Work to complete —
Locate the word "name" in the material, then show every line that holds it.

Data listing
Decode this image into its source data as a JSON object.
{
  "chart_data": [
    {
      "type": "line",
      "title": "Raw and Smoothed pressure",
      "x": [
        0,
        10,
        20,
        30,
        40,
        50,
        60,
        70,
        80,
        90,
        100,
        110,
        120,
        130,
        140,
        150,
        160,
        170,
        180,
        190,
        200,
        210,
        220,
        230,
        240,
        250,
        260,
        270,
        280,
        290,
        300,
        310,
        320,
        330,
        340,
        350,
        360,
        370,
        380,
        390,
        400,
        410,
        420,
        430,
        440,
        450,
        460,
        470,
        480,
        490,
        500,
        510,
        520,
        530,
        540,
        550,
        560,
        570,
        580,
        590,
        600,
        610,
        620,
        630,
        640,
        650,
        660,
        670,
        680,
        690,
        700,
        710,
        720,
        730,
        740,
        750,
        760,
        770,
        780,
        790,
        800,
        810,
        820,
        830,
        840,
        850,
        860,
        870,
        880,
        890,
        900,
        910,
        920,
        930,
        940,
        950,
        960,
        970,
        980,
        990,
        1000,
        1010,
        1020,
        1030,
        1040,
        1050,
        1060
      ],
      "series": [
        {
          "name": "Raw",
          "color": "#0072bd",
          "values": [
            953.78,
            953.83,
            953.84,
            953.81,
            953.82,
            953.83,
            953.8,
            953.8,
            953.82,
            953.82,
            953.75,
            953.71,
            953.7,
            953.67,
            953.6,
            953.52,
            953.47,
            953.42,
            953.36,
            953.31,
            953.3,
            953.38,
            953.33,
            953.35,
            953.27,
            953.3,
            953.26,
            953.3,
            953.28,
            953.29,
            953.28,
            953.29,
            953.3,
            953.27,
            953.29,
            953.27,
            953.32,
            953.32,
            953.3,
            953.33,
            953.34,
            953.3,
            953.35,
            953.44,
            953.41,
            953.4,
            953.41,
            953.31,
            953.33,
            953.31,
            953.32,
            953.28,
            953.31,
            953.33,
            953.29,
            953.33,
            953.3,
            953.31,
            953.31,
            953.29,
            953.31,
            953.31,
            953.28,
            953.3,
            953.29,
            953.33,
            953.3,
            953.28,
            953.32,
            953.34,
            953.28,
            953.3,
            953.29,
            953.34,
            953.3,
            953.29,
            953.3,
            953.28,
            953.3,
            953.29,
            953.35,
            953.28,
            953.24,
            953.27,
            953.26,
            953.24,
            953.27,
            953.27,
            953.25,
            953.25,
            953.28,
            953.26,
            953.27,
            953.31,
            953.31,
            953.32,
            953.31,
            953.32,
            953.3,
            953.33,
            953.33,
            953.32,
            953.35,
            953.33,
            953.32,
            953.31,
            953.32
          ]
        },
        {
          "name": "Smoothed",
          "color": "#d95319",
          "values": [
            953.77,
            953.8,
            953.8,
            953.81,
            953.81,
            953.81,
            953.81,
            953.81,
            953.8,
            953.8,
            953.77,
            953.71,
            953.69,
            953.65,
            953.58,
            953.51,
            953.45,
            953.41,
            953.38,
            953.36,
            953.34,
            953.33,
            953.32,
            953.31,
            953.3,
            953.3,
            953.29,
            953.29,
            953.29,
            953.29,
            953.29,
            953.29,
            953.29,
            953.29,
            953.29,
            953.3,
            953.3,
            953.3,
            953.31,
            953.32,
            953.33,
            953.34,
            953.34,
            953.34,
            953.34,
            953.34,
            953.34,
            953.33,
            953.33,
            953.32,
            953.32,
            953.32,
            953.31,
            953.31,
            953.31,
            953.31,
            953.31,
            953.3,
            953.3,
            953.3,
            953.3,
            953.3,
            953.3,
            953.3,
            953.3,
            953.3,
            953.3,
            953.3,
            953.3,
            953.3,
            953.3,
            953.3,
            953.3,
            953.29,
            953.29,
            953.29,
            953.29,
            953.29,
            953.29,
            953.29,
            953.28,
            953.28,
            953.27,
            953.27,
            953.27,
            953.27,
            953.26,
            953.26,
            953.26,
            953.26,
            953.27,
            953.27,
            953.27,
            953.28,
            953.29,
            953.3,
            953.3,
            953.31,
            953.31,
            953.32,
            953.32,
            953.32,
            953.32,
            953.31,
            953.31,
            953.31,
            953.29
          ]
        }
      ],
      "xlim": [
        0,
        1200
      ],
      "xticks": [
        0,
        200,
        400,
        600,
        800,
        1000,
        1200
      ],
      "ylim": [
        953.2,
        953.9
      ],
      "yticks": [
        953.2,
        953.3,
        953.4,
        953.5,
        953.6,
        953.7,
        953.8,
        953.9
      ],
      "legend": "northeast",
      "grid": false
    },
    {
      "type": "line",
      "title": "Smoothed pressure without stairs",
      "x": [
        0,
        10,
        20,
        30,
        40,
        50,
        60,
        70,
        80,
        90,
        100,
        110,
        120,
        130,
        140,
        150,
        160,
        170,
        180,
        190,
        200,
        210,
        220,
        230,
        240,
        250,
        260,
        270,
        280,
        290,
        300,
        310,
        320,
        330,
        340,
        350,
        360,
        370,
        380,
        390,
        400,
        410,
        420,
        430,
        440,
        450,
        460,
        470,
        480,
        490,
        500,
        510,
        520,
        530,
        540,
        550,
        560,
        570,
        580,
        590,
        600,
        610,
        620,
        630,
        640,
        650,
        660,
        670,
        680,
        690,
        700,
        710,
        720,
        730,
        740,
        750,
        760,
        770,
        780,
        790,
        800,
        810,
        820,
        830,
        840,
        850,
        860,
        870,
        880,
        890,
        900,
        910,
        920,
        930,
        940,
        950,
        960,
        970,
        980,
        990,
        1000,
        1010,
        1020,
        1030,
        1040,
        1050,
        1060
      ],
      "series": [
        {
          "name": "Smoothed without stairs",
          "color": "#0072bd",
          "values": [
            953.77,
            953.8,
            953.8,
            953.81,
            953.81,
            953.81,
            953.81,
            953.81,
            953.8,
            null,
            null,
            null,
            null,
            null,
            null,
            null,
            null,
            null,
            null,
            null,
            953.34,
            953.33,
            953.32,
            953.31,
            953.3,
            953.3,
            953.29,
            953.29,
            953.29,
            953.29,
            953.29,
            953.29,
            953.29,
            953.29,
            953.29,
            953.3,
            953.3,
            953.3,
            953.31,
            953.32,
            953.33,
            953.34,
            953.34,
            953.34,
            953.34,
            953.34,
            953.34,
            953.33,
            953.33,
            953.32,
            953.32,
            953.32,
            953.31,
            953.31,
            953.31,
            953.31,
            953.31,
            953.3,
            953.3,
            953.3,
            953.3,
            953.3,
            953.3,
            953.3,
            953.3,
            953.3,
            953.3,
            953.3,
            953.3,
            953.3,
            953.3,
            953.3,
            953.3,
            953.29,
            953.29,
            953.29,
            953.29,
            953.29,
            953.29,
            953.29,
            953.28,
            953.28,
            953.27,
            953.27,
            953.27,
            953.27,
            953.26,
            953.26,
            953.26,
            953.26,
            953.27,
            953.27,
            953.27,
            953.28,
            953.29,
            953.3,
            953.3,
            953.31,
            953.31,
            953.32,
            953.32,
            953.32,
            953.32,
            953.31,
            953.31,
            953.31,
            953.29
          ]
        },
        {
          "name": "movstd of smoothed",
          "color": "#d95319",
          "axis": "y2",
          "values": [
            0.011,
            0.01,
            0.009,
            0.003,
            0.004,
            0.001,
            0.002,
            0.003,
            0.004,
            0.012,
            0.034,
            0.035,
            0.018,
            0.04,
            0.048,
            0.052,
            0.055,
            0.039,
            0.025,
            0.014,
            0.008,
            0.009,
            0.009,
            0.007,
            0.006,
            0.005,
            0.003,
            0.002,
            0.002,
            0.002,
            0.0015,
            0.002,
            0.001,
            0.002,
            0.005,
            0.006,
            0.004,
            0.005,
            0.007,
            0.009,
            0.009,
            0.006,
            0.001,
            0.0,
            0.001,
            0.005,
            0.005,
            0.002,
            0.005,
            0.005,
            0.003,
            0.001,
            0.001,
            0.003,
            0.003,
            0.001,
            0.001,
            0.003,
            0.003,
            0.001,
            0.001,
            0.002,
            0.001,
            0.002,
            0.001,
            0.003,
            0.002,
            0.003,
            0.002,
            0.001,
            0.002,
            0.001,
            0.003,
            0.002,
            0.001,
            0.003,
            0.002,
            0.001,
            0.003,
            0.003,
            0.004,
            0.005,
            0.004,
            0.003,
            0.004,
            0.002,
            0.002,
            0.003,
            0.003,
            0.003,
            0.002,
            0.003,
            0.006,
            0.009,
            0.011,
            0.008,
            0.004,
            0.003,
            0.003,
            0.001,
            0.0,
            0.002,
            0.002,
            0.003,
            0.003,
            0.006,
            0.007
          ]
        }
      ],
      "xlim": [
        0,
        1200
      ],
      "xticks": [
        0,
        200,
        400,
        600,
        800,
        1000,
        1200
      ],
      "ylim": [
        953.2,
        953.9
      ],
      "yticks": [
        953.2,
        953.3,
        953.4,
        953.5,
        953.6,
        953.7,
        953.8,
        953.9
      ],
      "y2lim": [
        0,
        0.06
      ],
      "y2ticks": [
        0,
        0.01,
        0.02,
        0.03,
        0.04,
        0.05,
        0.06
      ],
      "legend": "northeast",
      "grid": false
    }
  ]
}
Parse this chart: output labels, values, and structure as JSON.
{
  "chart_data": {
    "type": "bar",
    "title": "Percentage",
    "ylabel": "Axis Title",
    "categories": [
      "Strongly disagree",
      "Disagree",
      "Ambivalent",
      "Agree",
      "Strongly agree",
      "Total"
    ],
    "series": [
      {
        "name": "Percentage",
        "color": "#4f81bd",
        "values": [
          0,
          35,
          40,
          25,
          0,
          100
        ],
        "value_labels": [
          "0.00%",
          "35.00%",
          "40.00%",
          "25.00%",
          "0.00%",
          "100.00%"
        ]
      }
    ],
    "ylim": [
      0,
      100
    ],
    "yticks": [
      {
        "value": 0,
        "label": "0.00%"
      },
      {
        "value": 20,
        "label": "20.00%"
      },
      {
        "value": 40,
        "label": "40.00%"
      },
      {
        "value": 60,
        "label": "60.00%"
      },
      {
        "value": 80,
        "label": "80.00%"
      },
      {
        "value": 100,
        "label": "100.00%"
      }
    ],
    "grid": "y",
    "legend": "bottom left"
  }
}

Problem solution —
          "name": "Raw",
          "name": "Smoothed",
          "name": "Smoothed without stairs",
          "name": "movstd of smoothed",
        "name": "Percentage",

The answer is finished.